## What the task requires
Examine each line of the data. Copy those that contain the string "Pressure".

## Given information
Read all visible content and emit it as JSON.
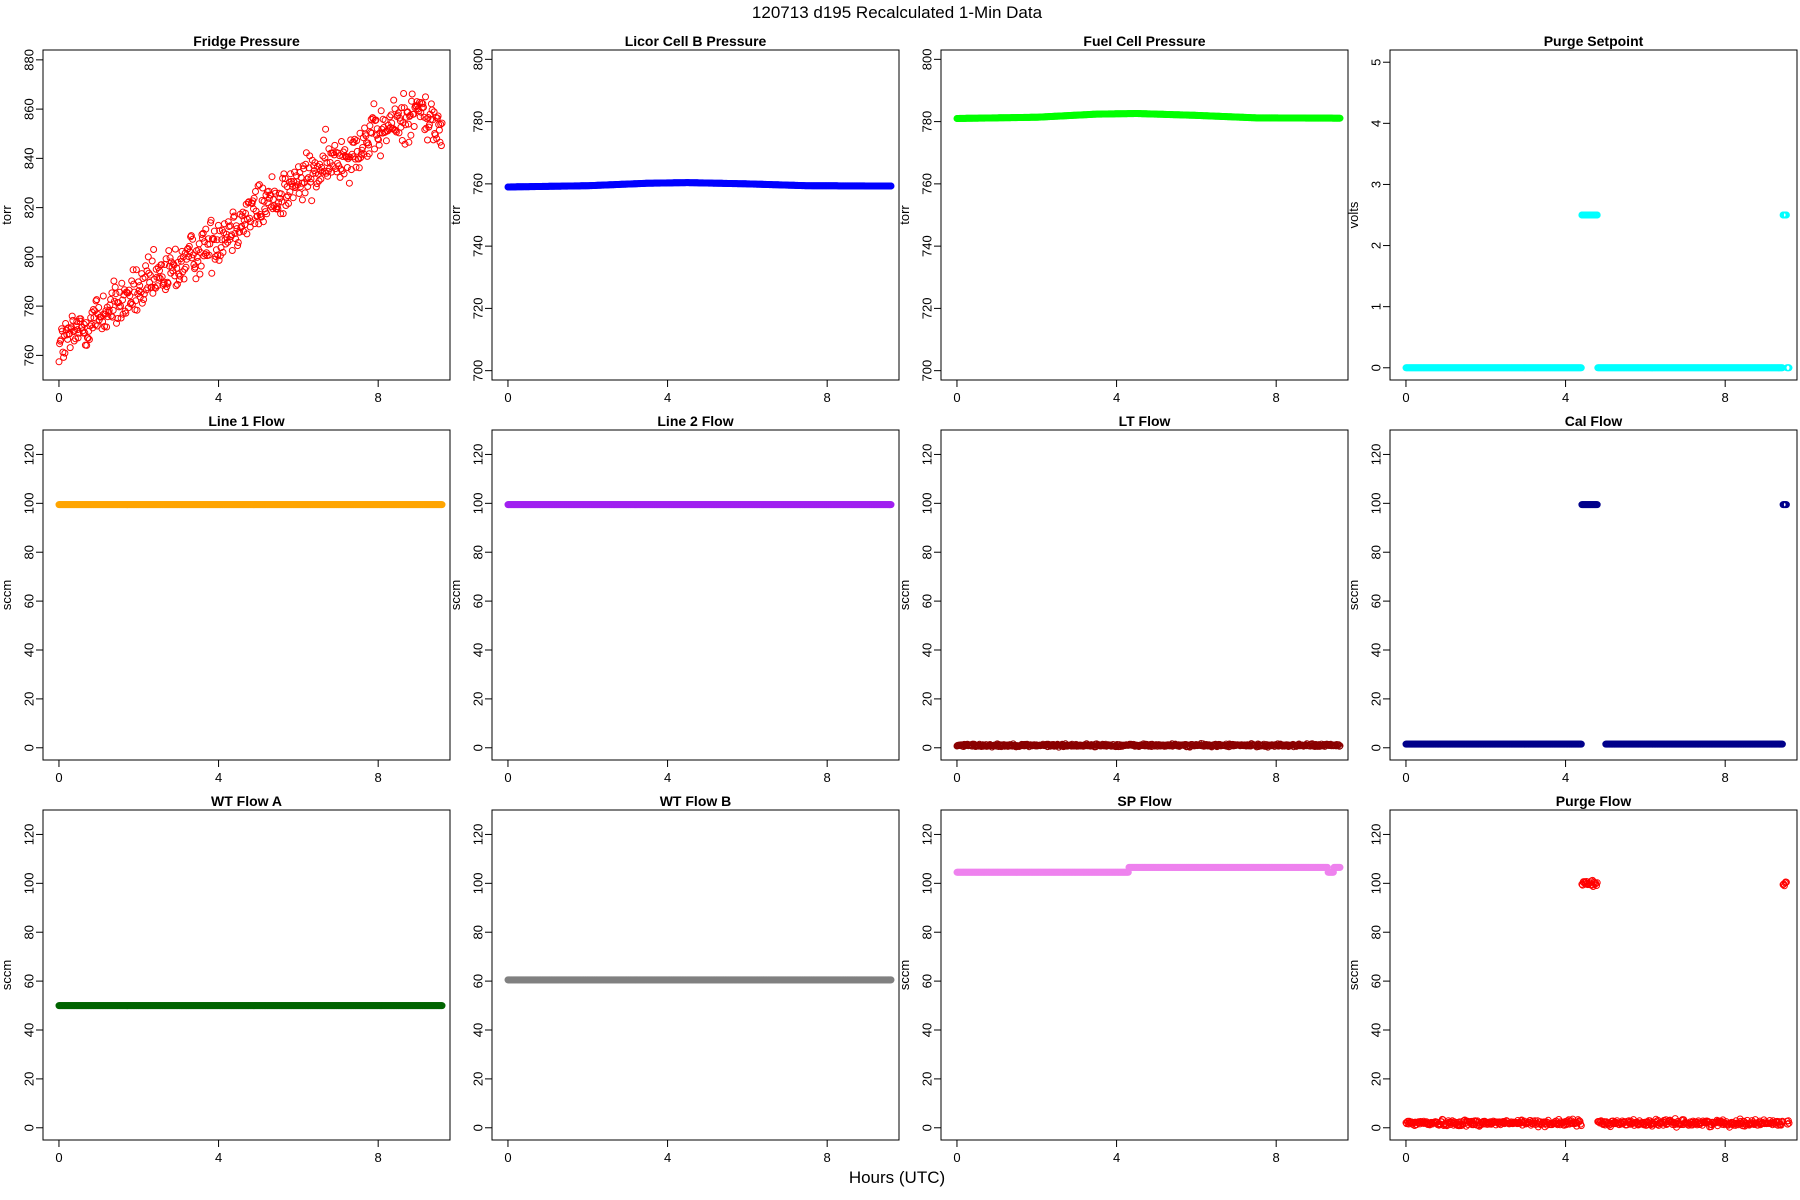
{
  "figure_title": "120713   d195   Recalculated 1-Min Data",
  "x_axis_label": "Hours (UTC)",
  "chart_data": [
    {
      "type": "scatter",
      "title": "Fridge Pressure",
      "ylabel": "torr",
      "xlim": [
        -0.4,
        9.8
      ],
      "ylim": [
        750,
        884
      ],
      "xticks": [
        0,
        4,
        8
      ],
      "yticks": [
        760,
        780,
        800,
        820,
        840,
        860,
        880
      ],
      "color": "#ff0000",
      "marker": "open-circle",
      "trend": [
        [
          0,
          764
        ],
        [
          1,
          776
        ],
        [
          2,
          786
        ],
        [
          3,
          796
        ],
        [
          4,
          808
        ],
        [
          5,
          820
        ],
        [
          6,
          830
        ],
        [
          7,
          840
        ],
        [
          8,
          850
        ],
        [
          9,
          860
        ],
        [
          9.5,
          852
        ]
      ],
      "noise": 7
    },
    {
      "type": "scatter",
      "title": "Licor Cell B Pressure",
      "ylabel": "torr",
      "xlim": [
        -0.4,
        9.8
      ],
      "ylim": [
        697,
        803
      ],
      "xticks": [
        0,
        4,
        8
      ],
      "yticks": [
        700,
        720,
        740,
        760,
        780,
        800
      ],
      "color": "#0000ff",
      "marker": "open-circle",
      "trend": [
        [
          0,
          759
        ],
        [
          2,
          759.4
        ],
        [
          3.5,
          760.2
        ],
        [
          4.5,
          760.4
        ],
        [
          6,
          760
        ],
        [
          7.5,
          759.4
        ],
        [
          9.6,
          759.3
        ]
      ],
      "noise": 0
    },
    {
      "type": "scatter",
      "title": "Fuel Cell Pressure",
      "ylabel": "torr",
      "xlim": [
        -0.4,
        9.8
      ],
      "ylim": [
        697,
        803
      ],
      "xticks": [
        0,
        4,
        8
      ],
      "yticks": [
        700,
        720,
        740,
        760,
        780,
        800
      ],
      "color": "#00ff00",
      "marker": "open-circle",
      "trend": [
        [
          0,
          781
        ],
        [
          2,
          781.4
        ],
        [
          3.5,
          782.4
        ],
        [
          4.5,
          782.6
        ],
        [
          6,
          782
        ],
        [
          7.5,
          781.2
        ],
        [
          9.6,
          781.1
        ]
      ],
      "noise": 0
    },
    {
      "type": "scatter",
      "title": "Purge Setpoint",
      "ylabel": "volts",
      "xlim": [
        -0.4,
        9.8
      ],
      "ylim": [
        -0.2,
        5.2
      ],
      "xticks": [
        0,
        4,
        8
      ],
      "yticks": [
        0,
        1,
        2,
        3,
        4,
        5
      ],
      "color": "#00ffff",
      "marker": "open-circle",
      "segments": [
        {
          "x": [
            0,
            4.4
          ],
          "y": 0
        },
        {
          "x": [
            4.4,
            4.8
          ],
          "y": 2.5
        },
        {
          "x": [
            4.8,
            9.45
          ],
          "y": 0
        },
        {
          "x": [
            9.45,
            9.55
          ],
          "y": 2.5
        },
        {
          "x": [
            9.55,
            9.6
          ],
          "y": 0
        }
      ],
      "noise": 0
    },
    {
      "type": "scatter",
      "title": "Line 1 Flow",
      "ylabel": "sccm",
      "xlim": [
        -0.4,
        9.8
      ],
      "ylim": [
        -5,
        130
      ],
      "xticks": [
        0,
        4,
        8
      ],
      "yticks": [
        0,
        20,
        40,
        60,
        80,
        100,
        120
      ],
      "color": "#ffa500",
      "marker": "open-circle",
      "segments": [
        {
          "x": [
            0,
            9.6
          ],
          "y": 99.5
        }
      ],
      "noise": 0
    },
    {
      "type": "scatter",
      "title": "Line 2 Flow",
      "ylabel": "sccm",
      "xlim": [
        -0.4,
        9.8
      ],
      "ylim": [
        -5,
        130
      ],
      "xticks": [
        0,
        4,
        8
      ],
      "yticks": [
        0,
        20,
        40,
        60,
        80,
        100,
        120
      ],
      "color": "#a020f0",
      "marker": "open-circle",
      "segments": [
        {
          "x": [
            0,
            9.6
          ],
          "y": 99.5
        }
      ],
      "noise": 0
    },
    {
      "type": "scatter",
      "title": "LT Flow",
      "ylabel": "sccm",
      "xlim": [
        -0.4,
        9.8
      ],
      "ylim": [
        -5,
        130
      ],
      "xticks": [
        0,
        4,
        8
      ],
      "yticks": [
        0,
        20,
        40,
        60,
        80,
        100,
        120
      ],
      "color": "#8b0000",
      "marker": "open-circle",
      "segments": [
        {
          "x": [
            0,
            9.6
          ],
          "y": 1
        }
      ],
      "noise": 0.4
    },
    {
      "type": "scatter",
      "title": "Cal Flow",
      "ylabel": "sccm",
      "xlim": [
        -0.4,
        9.8
      ],
      "ylim": [
        -5,
        130
      ],
      "xticks": [
        0,
        4,
        8
      ],
      "yticks": [
        0,
        20,
        40,
        60,
        80,
        100,
        120
      ],
      "color": "#00008b",
      "marker": "open-circle",
      "segments": [
        {
          "x": [
            0,
            4.4
          ],
          "y": 1.5
        },
        {
          "x": [
            4.4,
            4.8
          ],
          "y": 99.5
        },
        {
          "x": [
            5.0,
            9.45
          ],
          "y": 1.5
        },
        {
          "x": [
            9.45,
            9.55
          ],
          "y": 99.5
        }
      ],
      "noise": 0
    },
    {
      "type": "scatter",
      "title": "WT Flow A",
      "ylabel": "sccm",
      "xlim": [
        -0.4,
        9.8
      ],
      "ylim": [
        -5,
        130
      ],
      "xticks": [
        0,
        4,
        8
      ],
      "yticks": [
        0,
        20,
        40,
        60,
        80,
        100,
        120
      ],
      "color": "#006400",
      "marker": "open-circle",
      "segments": [
        {
          "x": [
            0,
            9.6
          ],
          "y": 50
        }
      ],
      "noise": 0
    },
    {
      "type": "scatter",
      "title": "WT Flow B",
      "ylabel": "",
      "xlim": [
        -0.4,
        9.8
      ],
      "ylim": [
        -5,
        130
      ],
      "xticks": [
        0,
        4,
        8
      ],
      "yticks": [
        0,
        20,
        40,
        60,
        80,
        100,
        120
      ],
      "color": "#808080",
      "marker": "open-circle",
      "segments": [
        {
          "x": [
            0,
            9.6
          ],
          "y": 60.5
        }
      ],
      "noise": 0
    },
    {
      "type": "scatter",
      "title": "SP Flow",
      "ylabel": "sccm",
      "xlim": [
        -0.4,
        9.8
      ],
      "ylim": [
        -5,
        130
      ],
      "xticks": [
        0,
        4,
        8
      ],
      "yticks": [
        0,
        20,
        40,
        60,
        80,
        100,
        120
      ],
      "color": "#ee82ee",
      "marker": "open-circle",
      "segments": [
        {
          "x": [
            0,
            4.3
          ],
          "y": 104.5
        },
        {
          "x": [
            4.3,
            9.3
          ],
          "y": 106.5
        },
        {
          "x": [
            9.3,
            9.45
          ],
          "y": 104.5
        },
        {
          "x": [
            9.45,
            9.6
          ],
          "y": 106.5
        }
      ],
      "noise": 0
    },
    {
      "type": "scatter",
      "title": "Purge Flow",
      "ylabel": "sccm",
      "xlim": [
        -0.4,
        9.8
      ],
      "ylim": [
        -5,
        130
      ],
      "xticks": [
        0,
        4,
        8
      ],
      "yticks": [
        0,
        20,
        40,
        60,
        80,
        100,
        120
      ],
      "color": "#ff0000",
      "marker": "open-circle",
      "segments": [
        {
          "x": [
            0,
            4.4
          ],
          "y": 2
        },
        {
          "x": [
            4.4,
            4.8
          ],
          "y": 100
        },
        {
          "x": [
            4.8,
            9.45
          ],
          "y": 2
        },
        {
          "x": [
            9.45,
            9.55
          ],
          "y": 100
        },
        {
          "x": [
            9.55,
            9.6
          ],
          "y": 2
        }
      ],
      "noise": 0.9
    }
  ]
}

## Right answer
      "title": "Fridge Pressure",
      "title": "Licor Cell B Pressure",
      "title": "Fuel Cell Pressure",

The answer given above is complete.